## Exercise aim
Whenever a line below holds the word "Korz", copy that line.

[Extracted records]
-- start --
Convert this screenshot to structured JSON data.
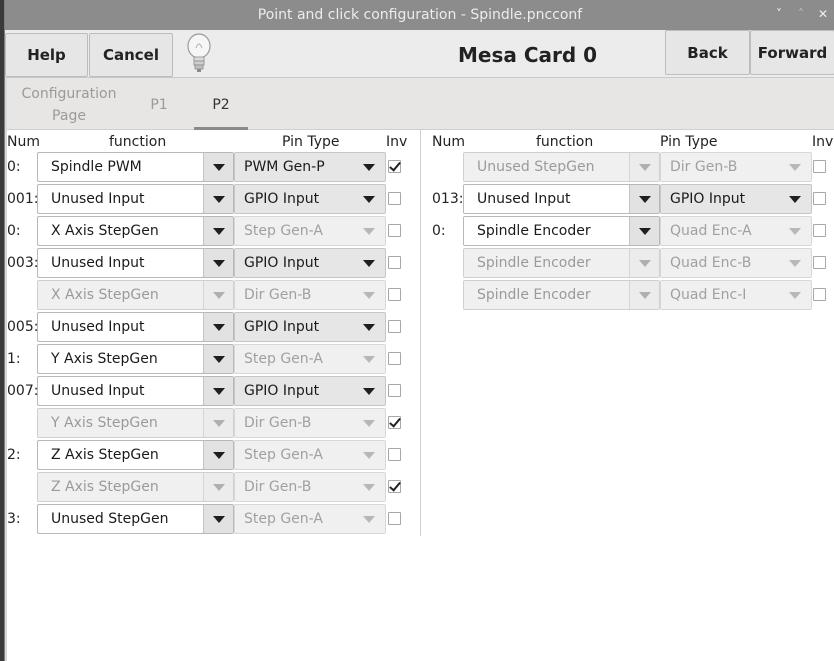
{
  "window": {
    "title": "Point and click configuration - Spindle.pncconf",
    "controls": [
      "˅",
      "˄",
      "✕"
    ]
  },
  "header": {
    "help_label": "Help",
    "cancel_label": "Cancel",
    "title": "Mesa Card 0",
    "back_label": "Back",
    "forward_label": "Forward",
    "hint_icon": "lightbulb-icon"
  },
  "tabs": [
    {
      "label": "Configuration\nPage",
      "active": false
    },
    {
      "label": "P1",
      "active": false
    },
    {
      "label": "P2",
      "active": true
    }
  ],
  "columns": {
    "num": "Num",
    "function": "function",
    "pin_type": "Pin Type",
    "inv": "Inv"
  },
  "left_rows": [
    {
      "num": "0:",
      "function": "Spindle PWM",
      "pin_type": "PWM Gen-P",
      "inv": true,
      "func_enabled": true,
      "pin_enabled": true
    },
    {
      "num": "001:",
      "function": "Unused Input",
      "pin_type": "GPIO Input",
      "inv": false,
      "func_enabled": true,
      "pin_enabled": true
    },
    {
      "num": "0:",
      "function": "X Axis StepGen",
      "pin_type": "Step Gen-A",
      "inv": false,
      "func_enabled": true,
      "pin_enabled": false
    },
    {
      "num": "003:",
      "function": "Unused Input",
      "pin_type": "GPIO Input",
      "inv": false,
      "func_enabled": true,
      "pin_enabled": true
    },
    {
      "num": "",
      "function": "X Axis StepGen",
      "pin_type": "Dir Gen-B",
      "inv": false,
      "func_enabled": false,
      "pin_enabled": false
    },
    {
      "num": "005:",
      "function": "Unused Input",
      "pin_type": "GPIO Input",
      "inv": false,
      "func_enabled": true,
      "pin_enabled": true
    },
    {
      "num": "1:",
      "function": "Y Axis StepGen",
      "pin_type": "Step Gen-A",
      "inv": false,
      "func_enabled": true,
      "pin_enabled": false
    },
    {
      "num": "007:",
      "function": "Unused Input",
      "pin_type": "GPIO Input",
      "inv": false,
      "func_enabled": true,
      "pin_enabled": true
    },
    {
      "num": "",
      "function": "Y Axis StepGen",
      "pin_type": "Dir Gen-B",
      "inv": true,
      "func_enabled": false,
      "pin_enabled": false
    },
    {
      "num": "2:",
      "function": "Z Axis StepGen",
      "pin_type": "Step Gen-A",
      "inv": false,
      "func_enabled": true,
      "pin_enabled": false
    },
    {
      "num": "",
      "function": "Z Axis StepGen",
      "pin_type": "Dir Gen-B",
      "inv": true,
      "func_enabled": false,
      "pin_enabled": false
    },
    {
      "num": "3:",
      "function": "Unused StepGen",
      "pin_type": "Step Gen-A",
      "inv": false,
      "func_enabled": true,
      "pin_enabled": false
    }
  ],
  "right_rows": [
    {
      "num": "",
      "function": "Unused StepGen",
      "pin_type": "Dir Gen-B",
      "inv": false,
      "func_enabled": false,
      "pin_enabled": false
    },
    {
      "num": "013:",
      "function": "Unused Input",
      "pin_type": "GPIO Input",
      "inv": false,
      "func_enabled": true,
      "pin_enabled": true
    },
    {
      "num": "0:",
      "function": "Spindle Encoder",
      "pin_type": "Quad Enc-A",
      "inv": false,
      "func_enabled": true,
      "pin_enabled": false
    },
    {
      "num": "",
      "function": "Spindle Encoder",
      "pin_type": "Quad Enc-B",
      "inv": false,
      "func_enabled": false,
      "pin_enabled": false
    },
    {
      "num": "",
      "function": "Spindle Encoder",
      "pin_type": "Quad Enc-I",
      "inv": false,
      "func_enabled": false,
      "pin_enabled": false
    }
  ]
}
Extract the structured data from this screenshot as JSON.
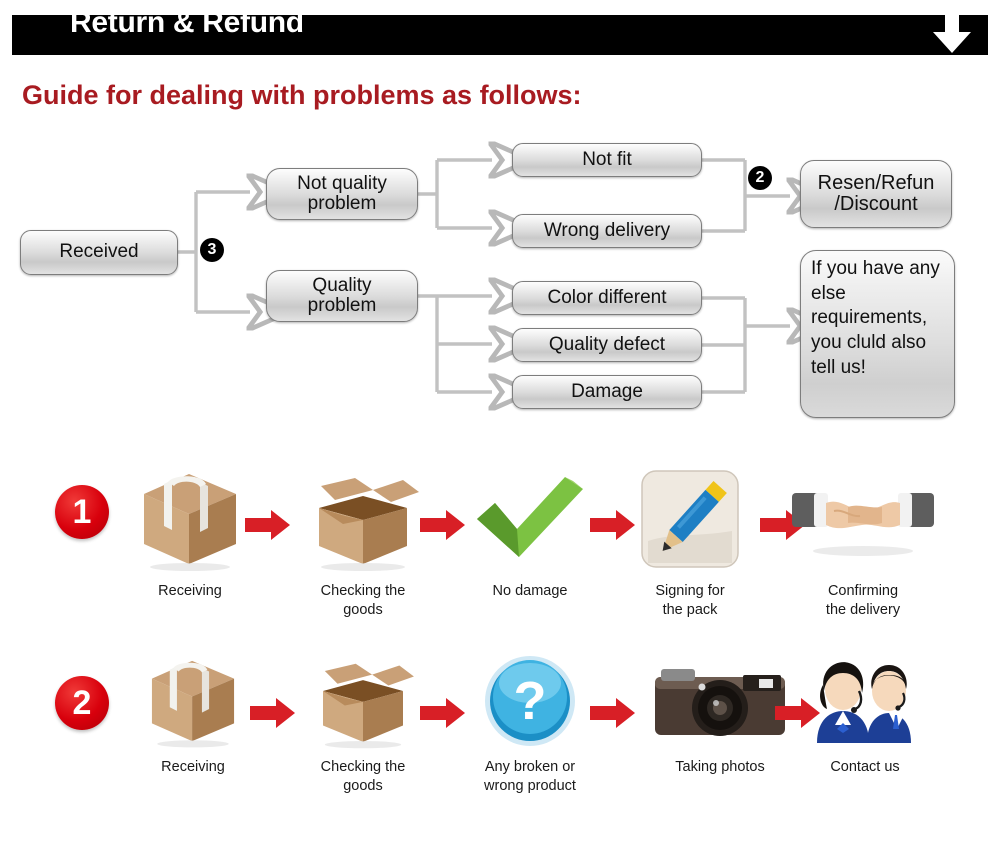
{
  "header": {
    "title": "Return & Refund",
    "arrow_icon": "down-arrow-icon",
    "background_color": "#000000",
    "text_color": "#ffffff"
  },
  "guide": {
    "heading": "Guide for dealing with problems as follows:",
    "color": "#a81b21"
  },
  "flowchart": {
    "markers": {
      "stage3": "3",
      "stage2": "2"
    },
    "boxes": {
      "received": "Received",
      "not_quality_problem": "Not quality\nproblem",
      "quality_problem": "Quality\nproblem",
      "not_fit": "Not fit",
      "wrong_delivery": "Wrong delivery",
      "color_different": "Color different",
      "quality_defect": "Quality defect",
      "damage": "Damage",
      "resend_refund": "Resen/Refun\n/Discount",
      "note": "If you have any else requirements, you cluld also tell us!"
    }
  },
  "process": {
    "rows": [
      {
        "number": "1",
        "steps": [
          {
            "icon": "sealed-box-icon",
            "label": "Receiving"
          },
          {
            "icon": "open-box-icon",
            "label": "Checking the\ngoods"
          },
          {
            "icon": "green-check-icon",
            "label": "No damage"
          },
          {
            "icon": "pencil-signing-icon",
            "label": "Signing for\nthe pack"
          },
          {
            "icon": "handshake-icon",
            "label": "Confirming\nthe delivery"
          }
        ]
      },
      {
        "number": "2",
        "steps": [
          {
            "icon": "sealed-box-icon",
            "label": "Receiving"
          },
          {
            "icon": "open-box-icon",
            "label": "Checking the\ngoods"
          },
          {
            "icon": "blue-question-icon",
            "label": "Any broken or\nwrong product"
          },
          {
            "icon": "camera-icon",
            "label": "Taking photos"
          },
          {
            "icon": "support-agents-icon",
            "label": "Contact us"
          }
        ]
      }
    ],
    "arrow_icon": "red-right-arrow-icon",
    "arrow_color": "#d81f26"
  }
}
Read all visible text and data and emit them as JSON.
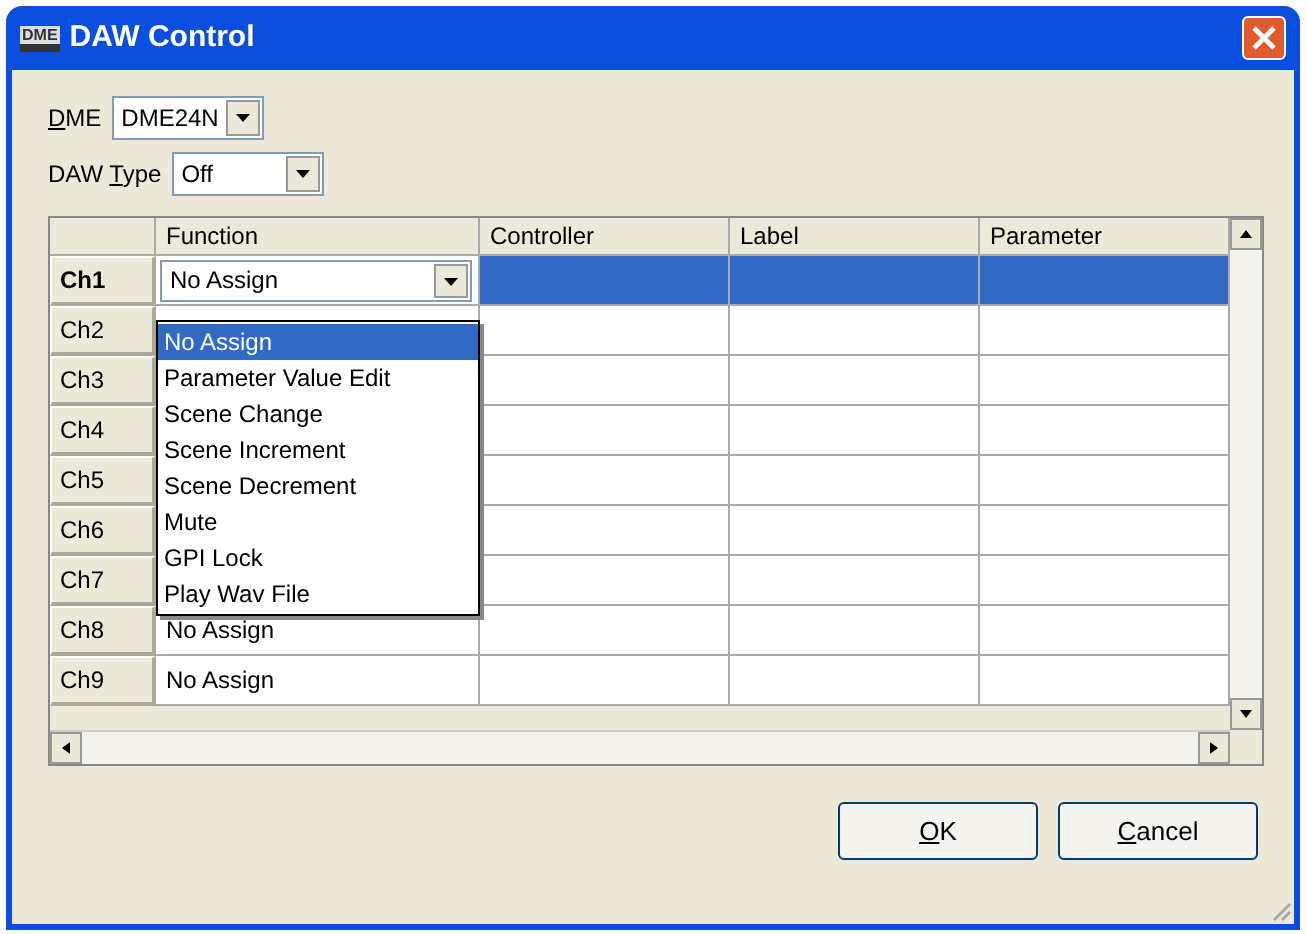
{
  "window": {
    "title": "DAW Control",
    "icon": "DME"
  },
  "fields": [
    {
      "key": "D",
      "post": "ME",
      "value": "DME24N"
    },
    {
      "pre": "DAW ",
      "key": "T",
      "post": "ype",
      "value": "Off"
    }
  ],
  "grid": {
    "columns": [
      "Function",
      "Controller",
      "Label",
      "Parameter"
    ],
    "rows": [
      {
        "header": "Ch1",
        "function": "No Assign",
        "selected": true
      },
      {
        "header": "Ch2",
        "selected": false
      },
      {
        "header": "Ch3",
        "selected": false
      },
      {
        "header": "Ch4",
        "selected": false
      },
      {
        "header": "Ch5",
        "selected": false
      },
      {
        "header": "Ch6",
        "selected": false
      },
      {
        "header": "Ch7",
        "selected": false
      },
      {
        "header": "Ch8",
        "function": "No Assign",
        "selected": false
      },
      {
        "header": "Ch9",
        "function": "No Assign",
        "selected": false
      }
    ]
  },
  "dropdown": {
    "options": [
      {
        "label": "No Assign",
        "selected": true
      },
      {
        "label": "Parameter Value Edit",
        "selected": false
      },
      {
        "label": "Scene Change",
        "selected": false
      },
      {
        "label": "Scene Increment",
        "selected": false
      },
      {
        "label": "Scene Decrement",
        "selected": false
      },
      {
        "label": "Mute",
        "selected": false
      },
      {
        "label": "GPI Lock",
        "selected": false
      },
      {
        "label": "Play Wav File",
        "selected": false
      }
    ]
  },
  "buttons": [
    {
      "key": "O",
      "post": "K"
    },
    {
      "key": "C",
      "post": "ancel"
    }
  ]
}
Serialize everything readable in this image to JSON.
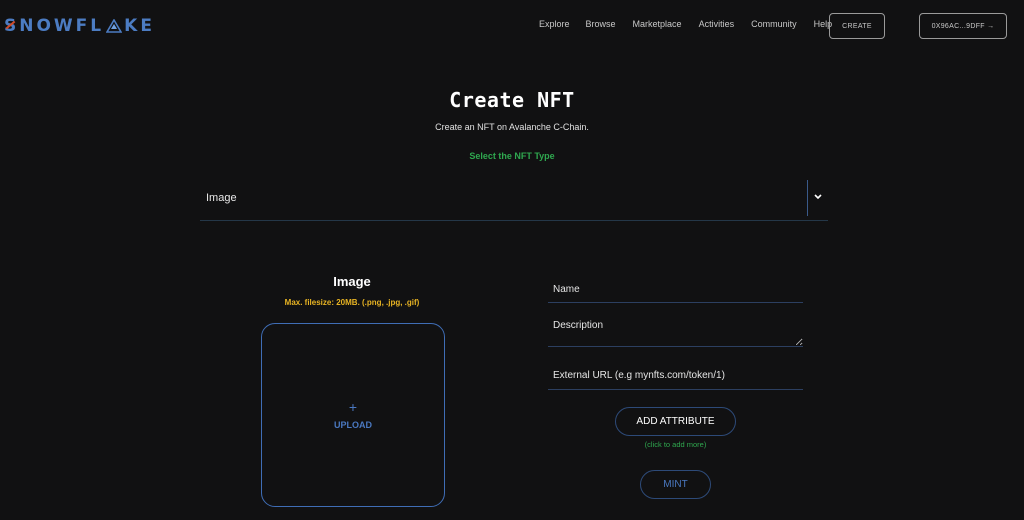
{
  "brand": {
    "name": "SNOWFLAKE",
    "prefix": "S",
    "part1": "NOWFL",
    "part2": "KE"
  },
  "nav": {
    "links": [
      "Explore",
      "Browse",
      "Marketplace",
      "Activities",
      "Community",
      "Help"
    ],
    "create_label": "CREATE",
    "wallet_label": "0X96AC...9DFF →"
  },
  "page": {
    "title": "Create NFT",
    "subtitle": "Create an NFT on Avalanche C-Chain.",
    "type_label": "Select the NFT Type",
    "type_selected": "Image",
    "chevron": "⌄"
  },
  "upload": {
    "heading": "Image",
    "hint": "Max. filesize: 20MB. (.png, .jpg, .gif)",
    "plus": "+",
    "label": "UPLOAD"
  },
  "form": {
    "name_placeholder": "Name",
    "description_placeholder": "Description",
    "url_placeholder": "External URL (e.g mynfts.com/token/1)",
    "add_attribute_label": "ADD ATTRIBUTE",
    "add_attribute_hint": "(click to add more)",
    "mint_label": "MINT"
  },
  "colors": {
    "accent_blue": "#3f6db5",
    "green": "#2fa84f",
    "yellow": "#e8b423",
    "background": "#111112"
  }
}
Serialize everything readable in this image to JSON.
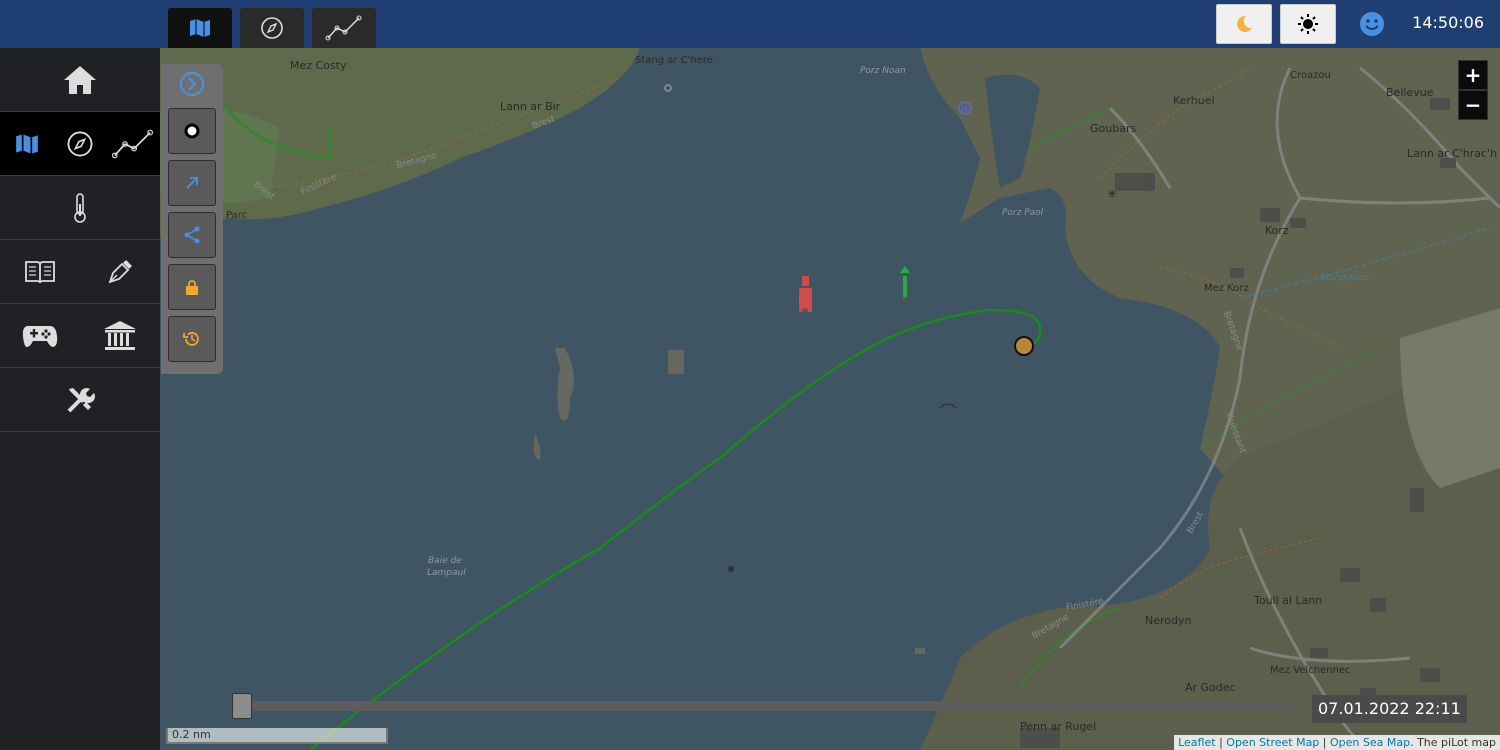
{
  "topbar": {
    "tabs": [
      {
        "name": "map",
        "icon": "map-icon",
        "active": true
      },
      {
        "name": "compass",
        "icon": "compass-icon",
        "active": false
      },
      {
        "name": "track",
        "icon": "chart-line-icon",
        "active": false
      }
    ],
    "theme_buttons": [
      {
        "name": "dark",
        "icon": "moon-icon"
      },
      {
        "name": "light",
        "icon": "sun-icon"
      }
    ],
    "user_icon": "smiley-icon",
    "clock": "14:50:06"
  },
  "sidebar": {
    "rows": [
      {
        "icons": [
          "home-icon"
        ]
      },
      {
        "icons": [
          "map-icon",
          "compass-icon",
          "chart-line-icon"
        ],
        "active": true
      },
      {
        "icons": [
          "thermometer-icon"
        ]
      },
      {
        "icons": [
          "logbook-icon",
          "pen-icon"
        ]
      },
      {
        "icons": [
          "gamepad-icon",
          "bank-icon"
        ]
      },
      {
        "icons": [
          "tools-icon"
        ]
      }
    ]
  },
  "map_tools": [
    {
      "name": "expand",
      "icon": "chevron-right-circle-icon"
    },
    {
      "name": "center",
      "icon": "position-dot-icon"
    },
    {
      "name": "heading",
      "icon": "arrow-up-right-icon"
    },
    {
      "name": "share",
      "icon": "share-icon"
    },
    {
      "name": "lock",
      "icon": "lock-icon"
    },
    {
      "name": "history",
      "icon": "history-icon"
    }
  ],
  "map": {
    "labels": {
      "mez_costy": "Mez Costy",
      "stang_ar_chere": "Stang ar C'here",
      "porz_noan": "Porz Noan",
      "kerhuel": "Kerhuel",
      "croazou": "Croazou",
      "bellevue": "Bellevue",
      "lann_ar_bir": "Lann ar Bir",
      "goubars": "Goubars",
      "lann_ar_chrach": "Lann ar C'hrac'h",
      "porz_paol": "Porz Paol",
      "korz": "Korz",
      "mez_korz": "Mez Korz",
      "stang_korz": "Stang Korz",
      "baie_de_lampaul_1": "Baie de",
      "baie_de_lampaul_2": "Lampaul",
      "toull_al_lann": "Toull al Lann",
      "nerodyn": "Nerodyn",
      "mez_velchennec": "Mez Velchennec",
      "ar_godec": "Ar Godec",
      "penn_ar_rugel": "Penn ar Rugel",
      "parc": "Parc",
      "brest_1": "Brest",
      "bretagne_1": "Bretagne",
      "brest_2": "Brest",
      "finistere": "Finistère",
      "bretagne_2": "Bretagne",
      "ouessant": "Ouessant",
      "brest_3": "Brest",
      "finistere_2": "Finistère",
      "bretagne_3": "Bretagne"
    }
  },
  "zoom": {
    "in": "+",
    "out": "−"
  },
  "timeline": {
    "position": 0.0,
    "time": "07.01.2022 22:11"
  },
  "scale": "0.2 nm",
  "attribution": {
    "leaflet": "Leaflet",
    "sep1": "|",
    "osm": "Open Street Map",
    "sep2": "|",
    "osm_sea": "Open Sea Map",
    "suffix": ". The piLot map"
  },
  "colors": {
    "topbar": "#1f3f73",
    "sidebar": "#1f2124",
    "water": "#3f5563",
    "land": "#5b5f4c",
    "track": "#1a8a1a",
    "boat": "#b8863a",
    "accent_blue": "#4a90e2",
    "accent_orange": "#f0a830"
  }
}
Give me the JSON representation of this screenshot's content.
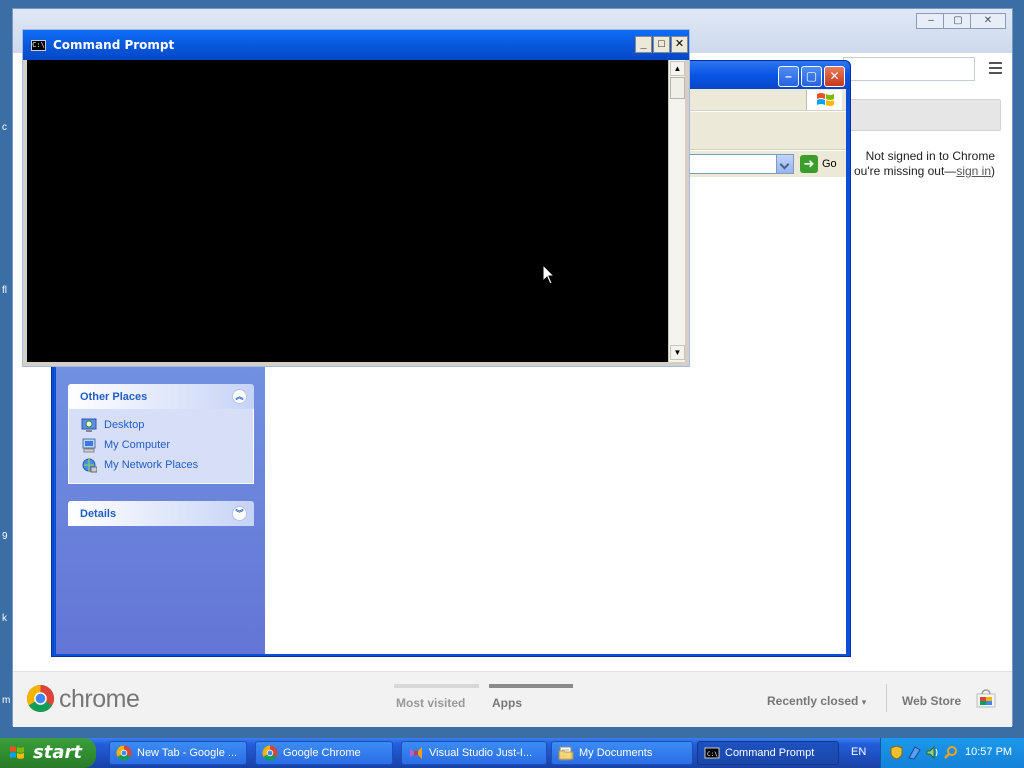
{
  "desktop": {
    "fragments": [
      "c",
      "fl",
      "9",
      "k",
      "m"
    ]
  },
  "chrome": {
    "window_controls": [
      "–",
      "▢",
      "✕"
    ],
    "signin": {
      "line1": "Not signed in to Chrome",
      "line2_prefix": "ou're missing out—",
      "link": "sign in",
      "line2_suffix": ")"
    },
    "bottombar": {
      "logo_text": "chrome",
      "tabs": [
        {
          "label": "Most visited",
          "active": false
        },
        {
          "label": "Apps",
          "active": true
        }
      ],
      "recently_closed": "Recently closed",
      "web_store": "Web Store"
    }
  },
  "explorer": {
    "title": "My Documents",
    "go_label": "Go",
    "other_places": {
      "title": "Other Places",
      "items": [
        {
          "label": "Desktop",
          "icon": "desktop-icon"
        },
        {
          "label": "My Computer",
          "icon": "computer-icon"
        },
        {
          "label": "My Network Places",
          "icon": "network-icon"
        }
      ]
    },
    "details": {
      "title": "Details"
    }
  },
  "cmd": {
    "title": "Command Prompt",
    "icon_text": "C:\\",
    "content": ""
  },
  "taskbar": {
    "start_label": "start",
    "buttons": [
      {
        "label": "New Tab - Google ...",
        "icon": "chrome-icon",
        "active": false
      },
      {
        "label": "Google Chrome",
        "icon": "chrome-icon",
        "active": false
      },
      {
        "label": "Visual Studio Just-I...",
        "icon": "visual-studio-icon",
        "active": false
      },
      {
        "label": "My Documents",
        "icon": "folder-icon",
        "active": false
      },
      {
        "label": "Command Prompt",
        "icon": "cmd-icon",
        "active": true
      }
    ],
    "language": "EN",
    "clock": "10:57 PM"
  },
  "colors": {
    "xp_blue": "#0a4fd6",
    "task_pane_link": "#215dc6",
    "start_green": "#2e8b2e",
    "console_bg": "#000000"
  }
}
-- end --
## Solved exercise
      "korz": "Korz",
      "mez_korz": "Mez Korz",
      "stang_korz": "Stang Korz",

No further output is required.